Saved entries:
━━━━━━━━━━

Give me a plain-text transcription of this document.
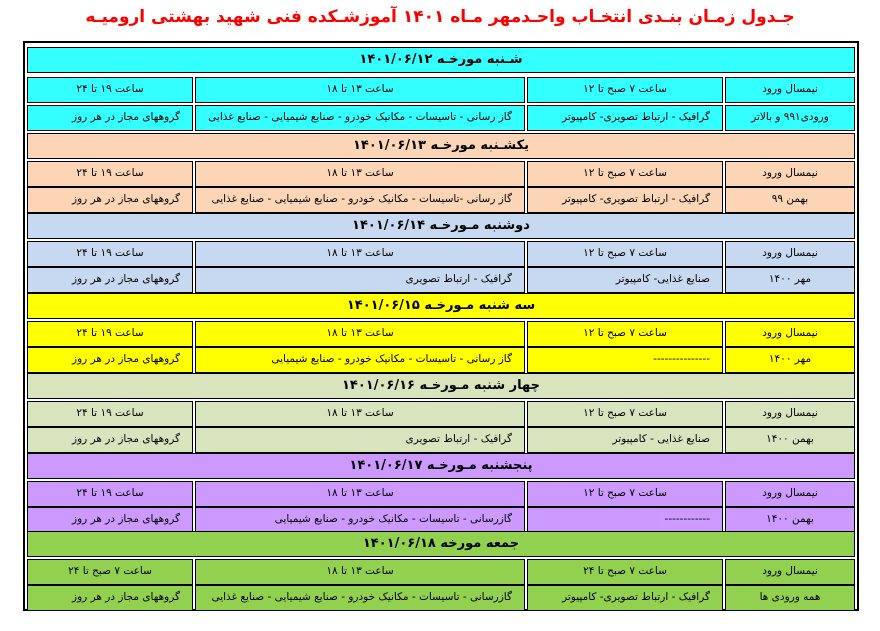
جـدول زمـان بنـدی انتخـاب واحـدمهر مـاه ۱۴۰۱ آموزشـکده فنی شهید بهشتی ارومیـه
شـنبه مورخـه ۱۴۰۱/۰۶/۱۲
نیمسال ورود
ساعت ۷ صبح تا ۱۲
ساعت ۱۳ تا ۱۸
ساعت ۱۹ تا ۲۴
ورودی۹۹۱ و بالاتر
گرافیک - ارتباط تصویری- کامپیوتر
گاز رسانی - تاسیسات - مکانیک خودرو - صنایع شیمیایی - صنایع غذایی
گروههای مجاز در هر روز
یکشـنبه مورخـه ۱۴۰۱/۰۶/۱۳
نیمسال ورود
ساعت ۷ صبح تا ۱۲
ساعت ۱۳ تا ۱۸
ساعت ۱۹ تا ۲۴
بهمن ۹۹
گرافیک - ارتباط تصویری- کامپیوتر
گاز رسانی -تاسیسات - مکانیک خودرو - صنایع شیمیایی - صنایع غذایی
گروههای مجاز در هر روز
دوشنبه مـورخـه ۱۴۰۱/۰۶/۱۴
نیمسال ورود
ساعت ۷ صبح تا ۱۲
ساعت ۱۳ تا ۱۸
ساعت ۱۹ تا ۲۴
مهر ۱۴۰۰
صنایع غذایی- کامپیوتر
گرافیک - ارتباط تصویری
گروههای مجاز در هر روز
سه شنبه مـورخـه ۱۴۰۱/۰۶/۱۵
نیمسال ورود
ساعت ۷ صبح تا ۱۲
ساعت ۱۳ تا ۱۸
ساعت ۱۹ تا ۲۴
مهر ۱۴۰۰
---------------
گاز رسانی - تاسیسات - مکانیک خودرو - صنایع شیمیایی
گروههای مجاز در هر روز
چهار شنبه مـورخـه ۱۴۰۱/۰۶/۱۶
نیمسال ورود
ساعت ۷ صبح تا ۱۲
ساعت ۱۳ تا ۱۸
ساعت ۱۹ تا ۲۴
بهمن ۱۴۰۰
صنایع غذایی - کامپیوتر
گرافیک - ارتباط تصویری
گروههای مجاز در هر روز
پنجشنبه مـورخـه ۱۴۰۱/۰۶/۱۷
نیمسال ورود
ساعت ۷ صبح تا ۱۲
ساعت ۱۳ تا ۱۸
ساعت ۱۹ تا ۲۴
بهمن ۱۴۰۰
------------
گازرسانی - تاسیسات - مکانیک خودرو - صنایع شیمیایی
گروههای مجاز در هر روز
جمعه مورخه ۱۴۰۱/۰۶/۱۸
نیمسال ورود
ساعت ۷ صبح تا ۲۴
ساعت ۱۳ تا ۱۸
ساعت ۷ صبح تا ۲۴
همه ورودی ها
گرافیک - ارتباط تصویری- کامپیوتر
گازرسانی - تاسیسات - مکانیک خودرو - صنایع شیمیایی - صنایع غذایی
گروههای مجاز در هر روز
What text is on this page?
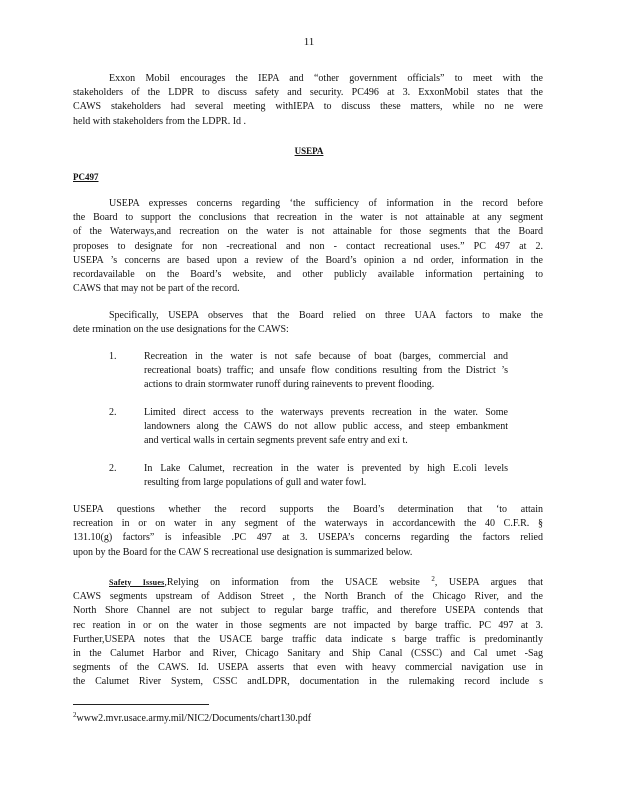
11
Exxon Mobil encourages the IEPA and “other government officials” to meet with the
stakeholders of the LDPR to discuss safety and security. PC496 at 3. ExxonMobil states that the
CAWS stakeholders had several meeting withIEPA to discuss these matters, while no ne were
held with stakeholders from the LDPR. Id .
USEPA
PC497
USEPA expresses concerns regarding ‘the sufficiency of information in the record before
the Board to support the conclusions that recreation in the water is not attainable at any segment
of the Waterways,and recreation on the water is not attainable for those segments that the Board
proposes to designate for non -recreational and non - contact recreational uses.” PC 497 at 2.
USEPA ’s concerns are based upon a review of the Board’s opinion a nd order, information in the
recordavailable on the Board’s website, and other publicly available information pertaining to
CAWS that may not be part of the record.
Specifically, USEPA observes that the Board relied on three UAA factors to make the
dete rmination on the use designations for the CAWS:
1.	Recreation in the water is not safe because of boat (barges, commercial and
recreational boats) traffic; and unsafe flow conditions resulting from the District ’s
actions to drain stormwater runoff during rainevents to prevent flooding.
2.	Limited direct access to the waterways prevents recreation in the water. Some
landowners along the CAWS do not allow public access, and steep embankment
and vertical walls in certain segments prevent safe entry and exi t.
2.	In Lake Calumet, recreation in the water is prevented by high E.coli levels
resulting from large populations of gull and water fowl.
USEPA questions whether the record supports the Board’s determination that ‘to attain
recreation in or on water in any segment of the waterways in accordancewith the 40 C.F.R. §
131.10(g) factors” is infeasible .PC 497 at 3. USEPA’s concerns regarding the factors relied
upon by the Board for the CAW S recreational use designation is summarized below.
Safety Issues,Relying on information from the USACE website $^2$, USEPA argues that
CAWS segments upstream of Addison Street , the North Branch of the Chicago River, and the
North Shore Channel are not subject to regular barge traffic, and therefore USEPA contends that
rec reation in or on the water in those segments are not impacted by barge traffic. PC 497 at 3.
Further,USEPA notes that the USACE barge traffic data indicate s barge traffic is predominantly
in the Calumet Harbor and River, Chicago Sanitary and Ship Canal (CSSC) and Cal umet -Sag
segments of the CAWS. Id. USEPA asserts that even with heavy commercial navigation use in
the Calumet River System, CSSC andLDPR, documentation in the rulemaking record include s
$^2$www2.mvr.usace.army.mil/NIC2/Documents/chart130.pdf
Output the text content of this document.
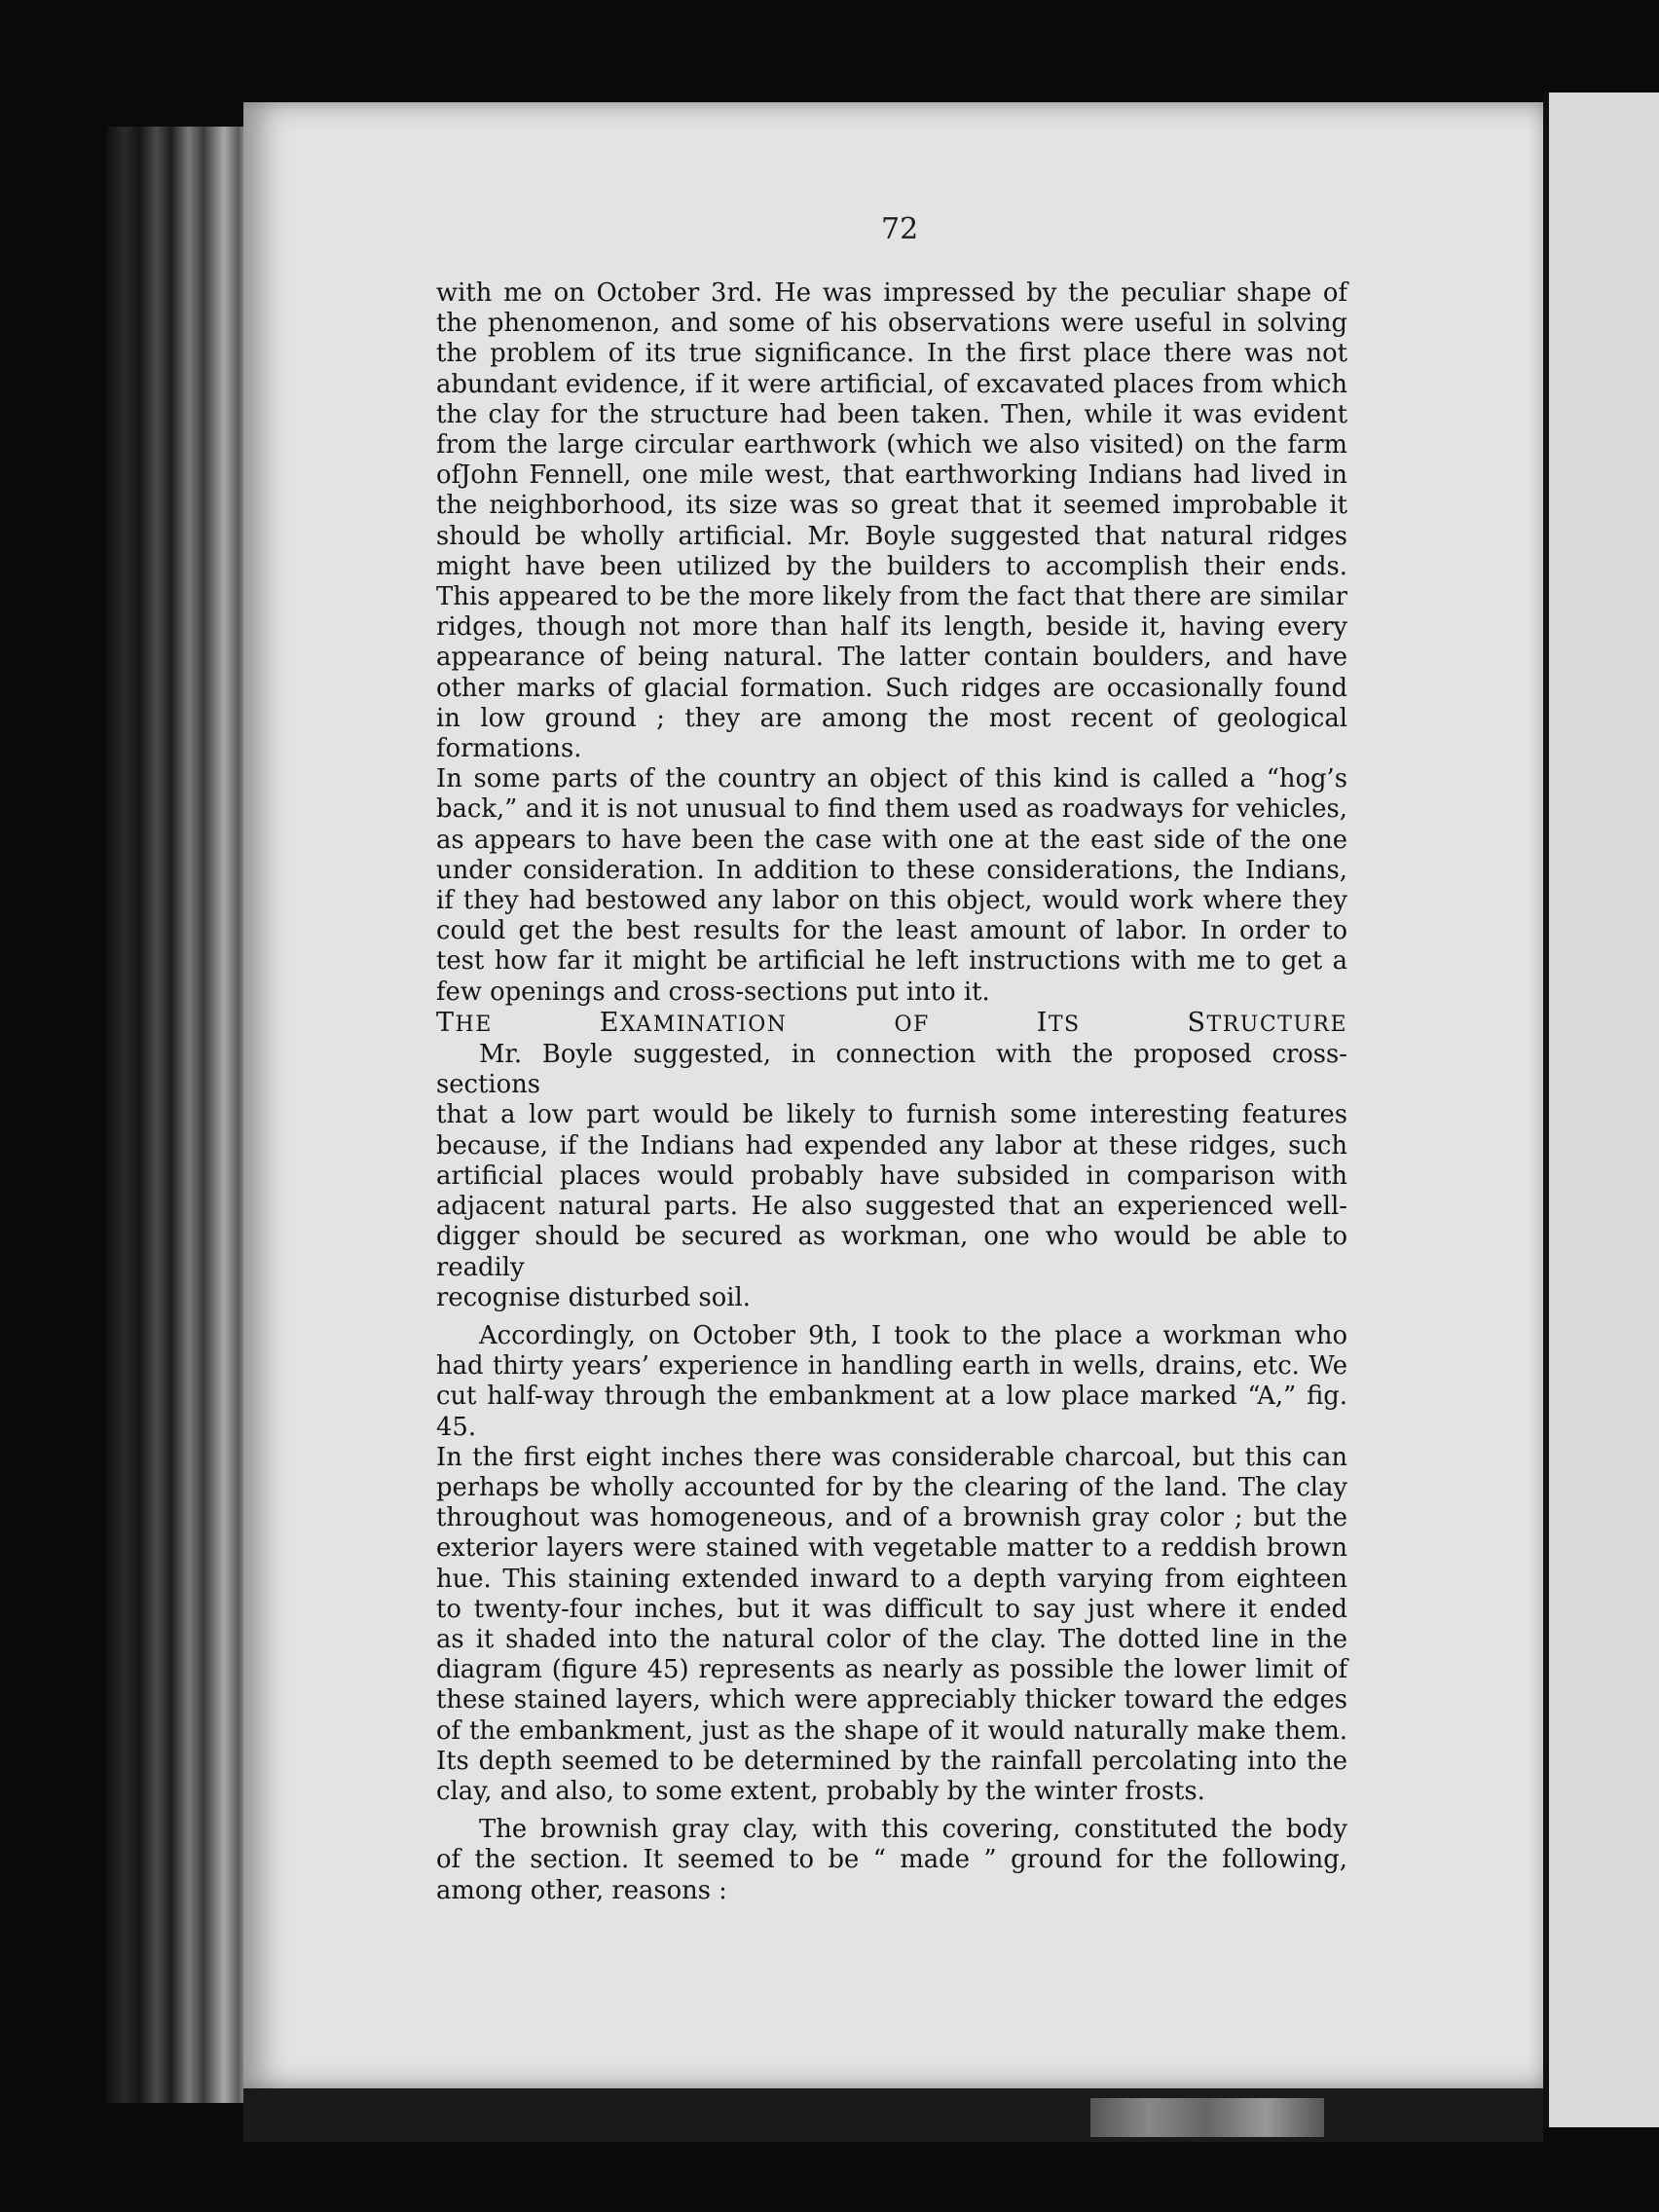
72

with me on October 3rd. He was impressed by the peculiar shape of

the phenomenon, and some of his observations were useful in solving

the problem of its true significance. In the first place there was not

abundant evidence, if it were artificial, of excavated places from which

the clay for the structure had been taken. Then, while it was evident

from the large circular earthwork (which we also visited) on the farm

ofJohn Fennell, one mile west, that earthworking Indians had lived in

the neighborhood, its size was so great that it seemed improbable it

should be wholly artificial. Mr. Boyle suggested that natural ridges

might have been utilized by the builders to accomplish their ends.

This appeared to be the more likely from the fact that there are similar

ridges, though not more than half its length, beside it, having every

appearance of being natural. The latter contain boulders, and have

other marks of glacial formation. Such ridges are occasionally found

in low ground ; they are among the most recent of geological formations.

In some parts of the country an object of this kind is called a “hog’s

back,” and it is not unusual to find them used as roadways for vehicles,

as appears to have been the case with one at the east side of the one

under consideration. In addition to these considerations, the Indians,

if they had bestowed any labor on this object, would work where they

could get the best results for the least amount of labor. In order to

test how far it might be artificial he left instructions with me to get a

few openings and cross-sections put into it.

THE	EXAMINATION	OF	ITS	STRUCTURE

Mr. Boyle suggested, in connection with the proposed cross-sections

that a low part would be likely to furnish some interesting features

because, if the Indians had expended any labor at these ridges, such

artificial places would probably have subsided in comparison with

adjacent natural parts. He also suggested that an experienced well-

digger should be secured as workman, one who would be able to readily

recognise disturbed soil.

Accordingly, on October 9th, I took to the place a workman who

had thirty years’ experience in handling earth in wells, drains, etc. We

cut half-way through the embankment at a low place marked “A,” fig. 45.

In the first eight inches there was considerable charcoal, but this can

perhaps be wholly accounted for by the clearing of the land. The clay

throughout was homogeneous, and of a brownish gray color ; but the

exterior layers were stained with vegetable matter to a reddish brown

hue. This staining extended inward to a depth varying from eighteen

to twenty-four inches, but it was difficult to say just where it ended

as it shaded into the natural color of the clay. The dotted line in the

diagram (figure 45) represents as nearly as possible the lower limit of

these stained layers, which were appreciably thicker toward the edges

of the embankment, just as the shape of it would naturally make them.

Its depth seemed to be determined by the rainfall percolating into the

clay, and also, to some extent, probably by the winter frosts.

The brownish gray clay, with this covering, constituted the body

of the section. It seemed to be “ made ” ground for the following,

among other, reasons :
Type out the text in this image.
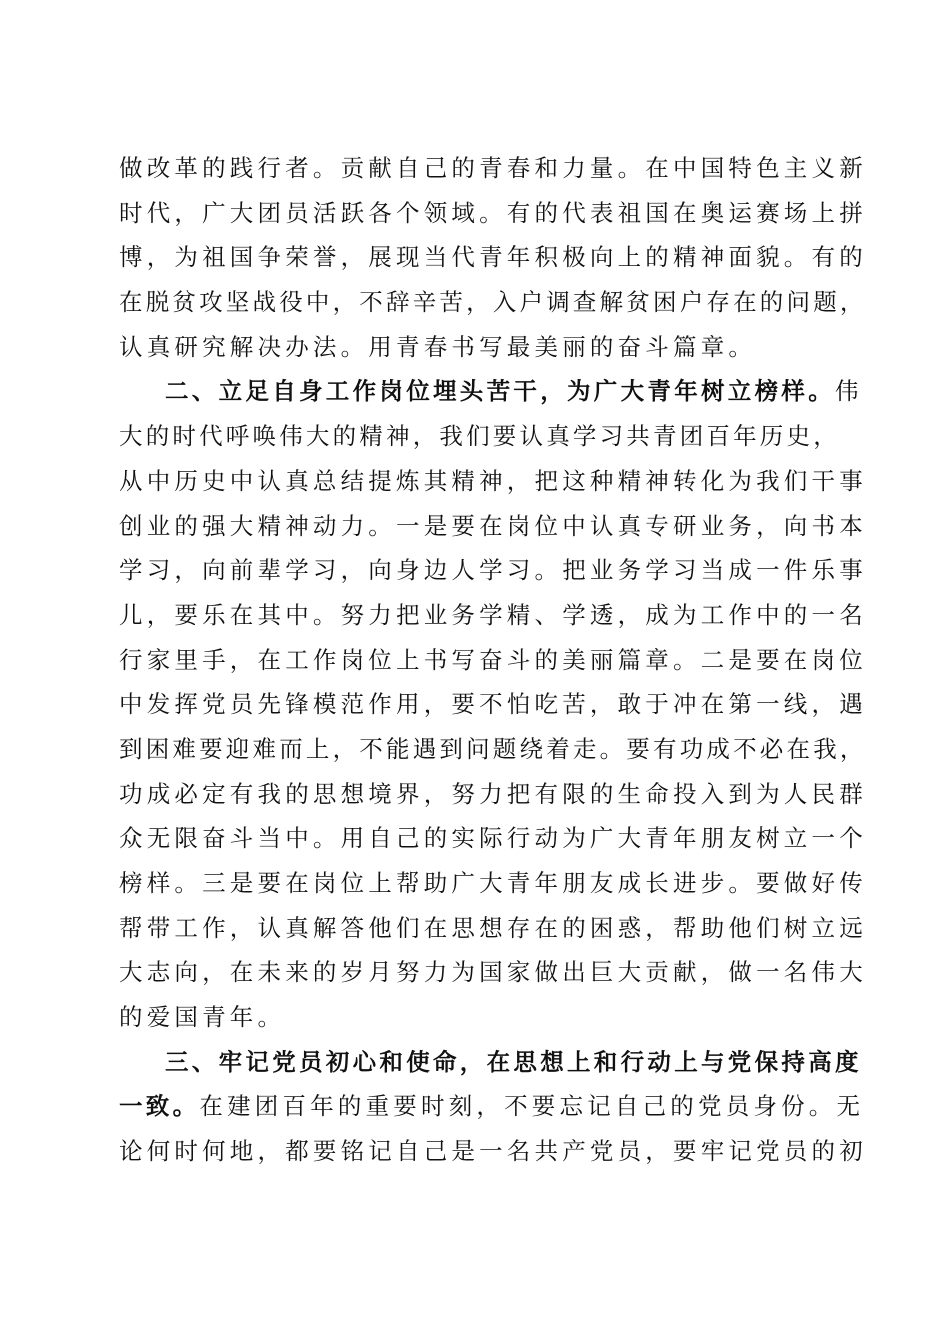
做改革的践行者。贡献自己的青春和力量。在中国特色主义新
时代，广大团员活跃各个领域。有的代表祖国在奥运赛场上拼
博，为祖国争荣誉，展现当代青年积极向上的精神面貌。有的
在脱贫攻坚战役中，不辞辛苦，入户调查解贫困户存在的问题，
认真研究解决办法。用青春书写最美丽的奋斗篇章。
二、立足自身工作岗位埋头苦干，为广大青年树立榜样。伟
大的时代呼唤伟大的精神，我们要认真学习共青团百年历史，
从中历史中认真总结提炼其精神，把这种精神转化为我们干事
创业的强大精神动力。一是要在岗位中认真专研业务，向书本
学习，向前辈学习，向身边人学习。把业务学习当成一件乐事
儿，要乐在其中。努力把业务学精、学透，成为工作中的一名
行家里手，在工作岗位上书写奋斗的美丽篇章。二是要在岗位
中发挥党员先锋模范作用，要不怕吃苦，敢于冲在第一线，遇
到困难要迎难而上，不能遇到问题绕着走。要有功成不必在我，
功成必定有我的思想境界，努力把有限的生命投入到为人民群
众无限奋斗当中。用自己的实际行动为广大青年朋友树立一个
榜样。三是要在岗位上帮助广大青年朋友成长进步。要做好传
帮带工作，认真解答他们在思想存在的困惑，帮助他们树立远
大志向，在未来的岁月努力为国家做出巨大贡献，做一名伟大
的爱国青年。
三、牢记党员初心和使命，在思想上和行动上与党保持高度
一致。在建团百年的重要时刻，不要忘记自己的党员身份。无
论何时何地，都要铭记自己是一名共产党员，要牢记党员的初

━━━━━━━━━━

**WHAT IS ASKED:**
Which lines include the word "Chicago"? List them all.

**EXERCISE OUTPUT:**
CAWS segments upstream of Addison Street , the North Branch of the Chicago River, and the
in the Calumet Harbor and River, Chicago Sanitary and Ship Canal (CSSC) and Cal umet -Sag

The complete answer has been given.